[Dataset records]
-------
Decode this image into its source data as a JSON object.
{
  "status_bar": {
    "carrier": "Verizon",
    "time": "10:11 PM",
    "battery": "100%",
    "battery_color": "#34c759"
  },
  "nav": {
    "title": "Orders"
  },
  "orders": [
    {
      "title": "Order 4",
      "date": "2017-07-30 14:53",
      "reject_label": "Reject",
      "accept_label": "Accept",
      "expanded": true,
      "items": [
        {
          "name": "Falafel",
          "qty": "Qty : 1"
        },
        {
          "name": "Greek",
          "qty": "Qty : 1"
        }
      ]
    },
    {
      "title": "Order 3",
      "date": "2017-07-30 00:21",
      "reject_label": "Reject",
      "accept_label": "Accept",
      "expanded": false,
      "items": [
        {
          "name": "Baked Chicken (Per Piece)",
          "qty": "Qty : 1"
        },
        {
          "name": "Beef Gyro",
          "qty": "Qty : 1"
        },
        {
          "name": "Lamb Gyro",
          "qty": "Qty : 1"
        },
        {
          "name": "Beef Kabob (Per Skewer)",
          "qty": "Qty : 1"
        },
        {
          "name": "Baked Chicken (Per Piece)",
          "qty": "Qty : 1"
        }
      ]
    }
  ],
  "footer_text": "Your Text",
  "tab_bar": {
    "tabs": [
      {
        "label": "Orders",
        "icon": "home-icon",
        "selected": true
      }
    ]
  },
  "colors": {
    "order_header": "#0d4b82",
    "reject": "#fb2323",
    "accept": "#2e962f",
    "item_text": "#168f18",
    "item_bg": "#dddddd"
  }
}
-------
Using the listing above, work out how many of its lines include "title", and give only the result.

▶ _ANSWER TO THIS EXERCISE_
3